**Your goal**
How many lines in these records hold the string "true"? Reply with the number alone.

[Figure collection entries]
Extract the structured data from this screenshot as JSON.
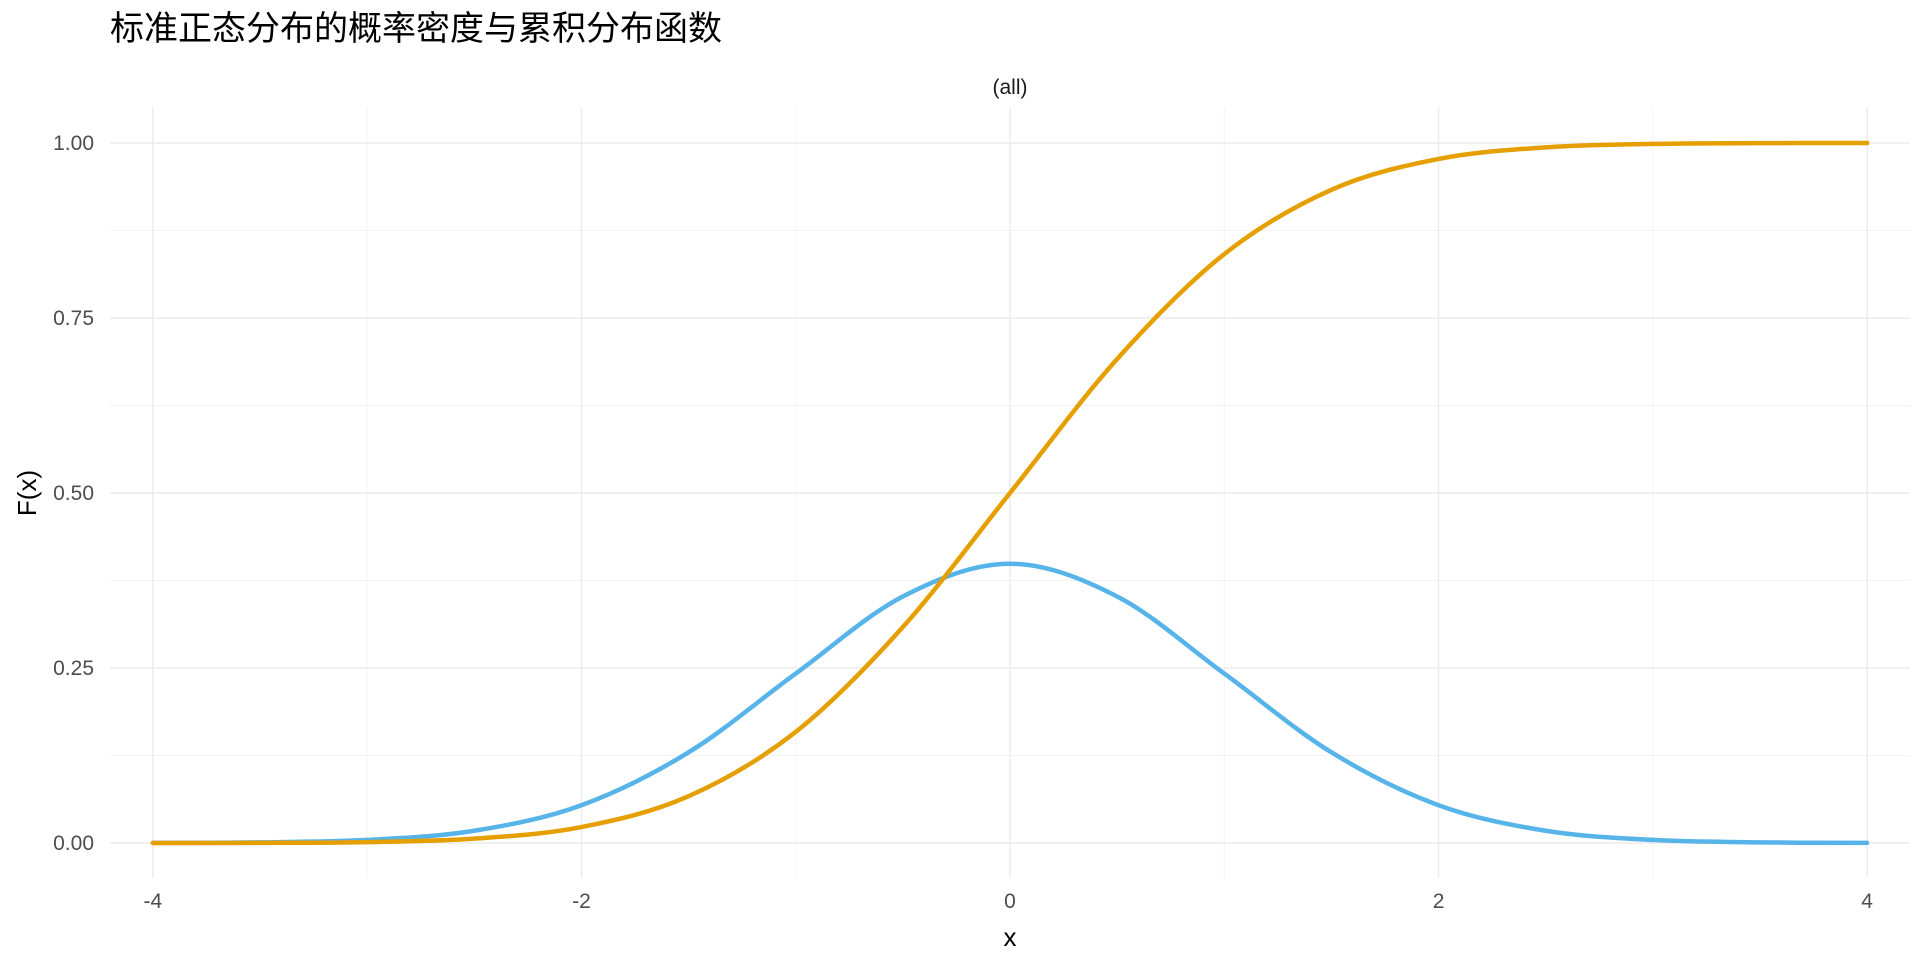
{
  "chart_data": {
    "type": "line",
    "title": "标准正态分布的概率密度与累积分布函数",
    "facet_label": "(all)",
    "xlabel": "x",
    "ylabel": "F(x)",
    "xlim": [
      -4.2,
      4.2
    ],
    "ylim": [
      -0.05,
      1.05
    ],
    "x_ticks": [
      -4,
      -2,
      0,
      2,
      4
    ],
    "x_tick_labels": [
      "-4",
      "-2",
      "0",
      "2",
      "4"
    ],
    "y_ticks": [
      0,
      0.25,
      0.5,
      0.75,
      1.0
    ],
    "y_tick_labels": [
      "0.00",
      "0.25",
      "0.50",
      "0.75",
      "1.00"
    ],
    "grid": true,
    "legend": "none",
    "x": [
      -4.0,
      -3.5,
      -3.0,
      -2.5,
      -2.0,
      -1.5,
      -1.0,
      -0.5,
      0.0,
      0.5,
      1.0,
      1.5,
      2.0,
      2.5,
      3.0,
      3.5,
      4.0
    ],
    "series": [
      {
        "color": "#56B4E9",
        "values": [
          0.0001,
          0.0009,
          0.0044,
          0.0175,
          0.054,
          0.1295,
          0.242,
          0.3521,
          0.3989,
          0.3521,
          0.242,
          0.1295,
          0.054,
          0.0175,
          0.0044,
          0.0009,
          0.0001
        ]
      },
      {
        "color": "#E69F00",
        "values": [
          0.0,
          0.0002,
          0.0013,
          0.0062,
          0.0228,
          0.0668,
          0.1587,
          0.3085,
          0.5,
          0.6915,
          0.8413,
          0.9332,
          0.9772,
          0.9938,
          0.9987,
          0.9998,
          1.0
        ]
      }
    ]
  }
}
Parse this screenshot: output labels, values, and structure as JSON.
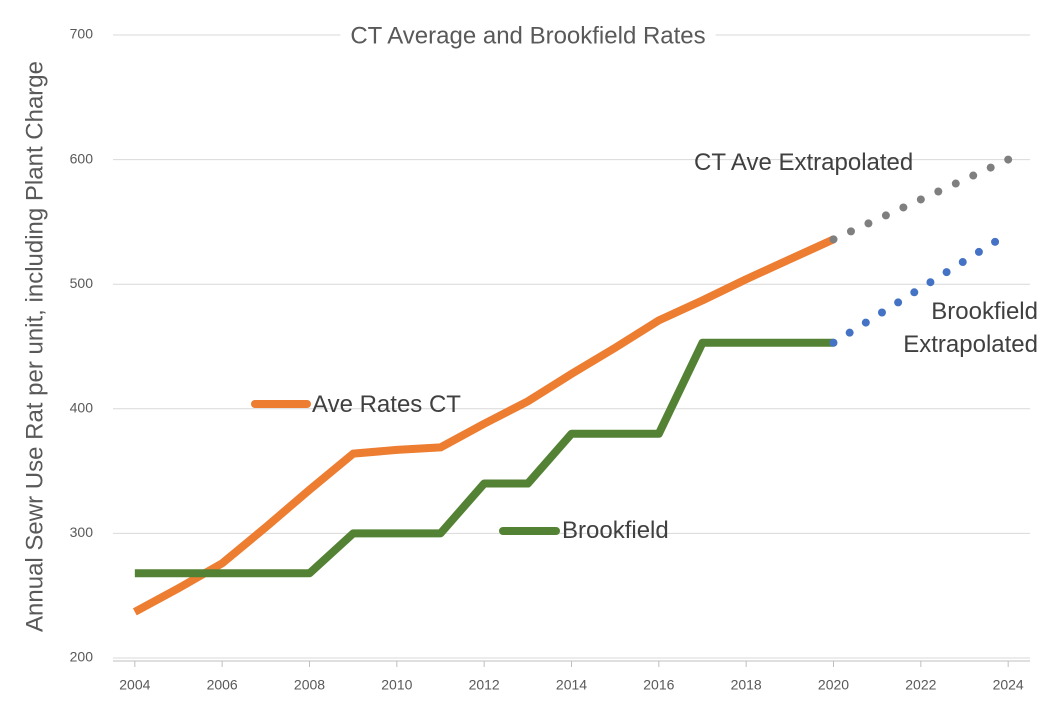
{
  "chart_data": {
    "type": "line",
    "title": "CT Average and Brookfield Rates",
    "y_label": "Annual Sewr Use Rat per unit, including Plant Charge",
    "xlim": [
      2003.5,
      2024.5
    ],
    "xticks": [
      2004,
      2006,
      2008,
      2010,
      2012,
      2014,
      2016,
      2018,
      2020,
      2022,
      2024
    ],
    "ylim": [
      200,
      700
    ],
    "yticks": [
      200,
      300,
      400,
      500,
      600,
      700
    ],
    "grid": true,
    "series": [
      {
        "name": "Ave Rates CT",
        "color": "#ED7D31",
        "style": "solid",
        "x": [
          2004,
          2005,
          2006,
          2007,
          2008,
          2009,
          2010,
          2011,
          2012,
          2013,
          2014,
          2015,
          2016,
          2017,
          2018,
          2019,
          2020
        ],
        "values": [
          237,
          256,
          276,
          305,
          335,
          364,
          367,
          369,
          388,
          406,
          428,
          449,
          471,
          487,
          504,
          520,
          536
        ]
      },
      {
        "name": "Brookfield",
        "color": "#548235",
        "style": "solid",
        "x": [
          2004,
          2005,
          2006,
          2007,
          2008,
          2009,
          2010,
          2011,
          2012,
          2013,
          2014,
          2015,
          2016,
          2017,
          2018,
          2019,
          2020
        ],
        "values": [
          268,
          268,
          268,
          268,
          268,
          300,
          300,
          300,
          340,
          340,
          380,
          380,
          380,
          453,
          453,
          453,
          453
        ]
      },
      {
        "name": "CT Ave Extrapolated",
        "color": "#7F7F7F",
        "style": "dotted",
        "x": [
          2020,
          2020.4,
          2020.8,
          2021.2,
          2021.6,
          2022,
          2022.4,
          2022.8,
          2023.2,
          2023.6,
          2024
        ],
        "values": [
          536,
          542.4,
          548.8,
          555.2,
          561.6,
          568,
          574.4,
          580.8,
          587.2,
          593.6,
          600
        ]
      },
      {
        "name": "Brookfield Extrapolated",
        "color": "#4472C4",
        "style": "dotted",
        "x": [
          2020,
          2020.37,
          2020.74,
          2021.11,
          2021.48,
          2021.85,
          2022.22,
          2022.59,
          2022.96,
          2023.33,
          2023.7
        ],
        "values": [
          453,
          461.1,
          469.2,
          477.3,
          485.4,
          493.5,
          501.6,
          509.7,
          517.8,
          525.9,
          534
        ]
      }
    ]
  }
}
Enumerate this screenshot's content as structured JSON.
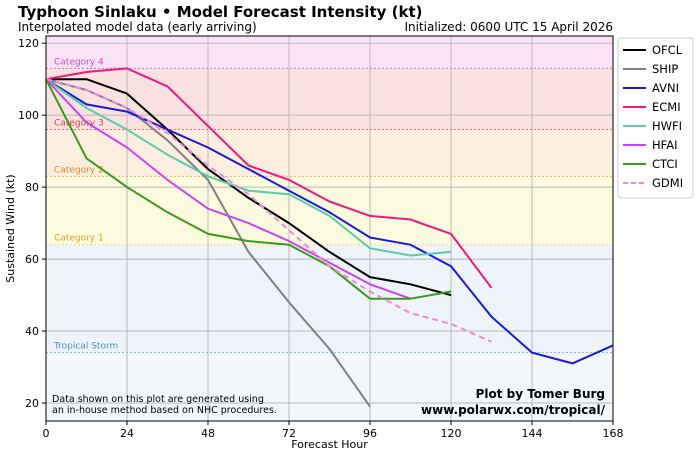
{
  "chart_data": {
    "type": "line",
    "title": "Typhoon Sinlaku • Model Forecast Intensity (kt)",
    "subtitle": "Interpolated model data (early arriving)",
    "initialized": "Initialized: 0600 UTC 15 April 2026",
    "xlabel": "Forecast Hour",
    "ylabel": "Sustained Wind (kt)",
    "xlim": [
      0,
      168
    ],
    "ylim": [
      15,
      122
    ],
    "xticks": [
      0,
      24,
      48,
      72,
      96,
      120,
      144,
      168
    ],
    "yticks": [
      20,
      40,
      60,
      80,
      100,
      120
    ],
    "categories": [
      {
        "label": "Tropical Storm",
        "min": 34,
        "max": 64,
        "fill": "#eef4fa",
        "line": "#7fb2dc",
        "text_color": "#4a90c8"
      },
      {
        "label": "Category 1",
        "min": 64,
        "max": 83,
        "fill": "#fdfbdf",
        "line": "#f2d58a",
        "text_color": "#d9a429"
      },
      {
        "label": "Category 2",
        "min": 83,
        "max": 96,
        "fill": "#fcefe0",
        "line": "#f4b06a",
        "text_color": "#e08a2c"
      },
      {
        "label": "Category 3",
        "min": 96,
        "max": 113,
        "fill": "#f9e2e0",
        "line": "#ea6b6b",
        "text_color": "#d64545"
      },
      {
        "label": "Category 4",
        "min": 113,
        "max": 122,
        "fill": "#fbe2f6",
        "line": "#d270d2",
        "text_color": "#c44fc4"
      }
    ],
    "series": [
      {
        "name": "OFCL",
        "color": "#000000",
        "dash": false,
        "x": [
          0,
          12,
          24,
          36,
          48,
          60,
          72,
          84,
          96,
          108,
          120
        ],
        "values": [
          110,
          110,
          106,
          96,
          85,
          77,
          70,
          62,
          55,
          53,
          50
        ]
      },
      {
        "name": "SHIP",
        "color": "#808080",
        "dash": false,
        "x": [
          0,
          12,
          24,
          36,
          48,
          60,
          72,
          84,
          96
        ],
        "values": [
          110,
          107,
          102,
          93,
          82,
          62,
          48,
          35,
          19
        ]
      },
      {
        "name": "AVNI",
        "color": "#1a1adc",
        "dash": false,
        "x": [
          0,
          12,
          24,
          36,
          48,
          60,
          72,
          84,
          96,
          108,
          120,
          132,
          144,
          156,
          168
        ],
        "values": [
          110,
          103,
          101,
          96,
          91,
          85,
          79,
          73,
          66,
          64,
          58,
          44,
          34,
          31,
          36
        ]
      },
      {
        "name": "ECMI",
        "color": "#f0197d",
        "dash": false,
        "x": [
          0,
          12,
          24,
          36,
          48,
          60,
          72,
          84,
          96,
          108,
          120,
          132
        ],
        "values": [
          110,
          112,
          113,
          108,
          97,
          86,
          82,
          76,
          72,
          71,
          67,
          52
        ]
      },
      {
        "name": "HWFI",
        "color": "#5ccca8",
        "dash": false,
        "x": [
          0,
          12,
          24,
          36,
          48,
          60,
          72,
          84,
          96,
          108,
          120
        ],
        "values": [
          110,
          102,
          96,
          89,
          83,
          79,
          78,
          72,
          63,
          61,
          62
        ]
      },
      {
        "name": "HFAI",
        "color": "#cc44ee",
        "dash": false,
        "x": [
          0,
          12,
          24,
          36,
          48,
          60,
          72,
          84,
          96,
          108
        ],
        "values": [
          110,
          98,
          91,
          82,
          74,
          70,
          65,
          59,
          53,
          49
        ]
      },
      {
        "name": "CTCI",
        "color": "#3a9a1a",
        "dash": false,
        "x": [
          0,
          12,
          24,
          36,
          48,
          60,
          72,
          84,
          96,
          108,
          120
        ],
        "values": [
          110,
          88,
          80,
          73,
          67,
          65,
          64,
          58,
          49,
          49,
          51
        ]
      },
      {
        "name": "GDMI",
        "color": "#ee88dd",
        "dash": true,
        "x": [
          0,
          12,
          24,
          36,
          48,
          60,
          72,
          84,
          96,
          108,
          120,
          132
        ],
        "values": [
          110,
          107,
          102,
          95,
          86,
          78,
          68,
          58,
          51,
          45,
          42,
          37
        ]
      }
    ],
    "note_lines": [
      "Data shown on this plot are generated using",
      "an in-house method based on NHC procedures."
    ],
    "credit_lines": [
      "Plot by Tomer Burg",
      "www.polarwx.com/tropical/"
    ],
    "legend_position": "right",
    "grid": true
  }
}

**The output**
4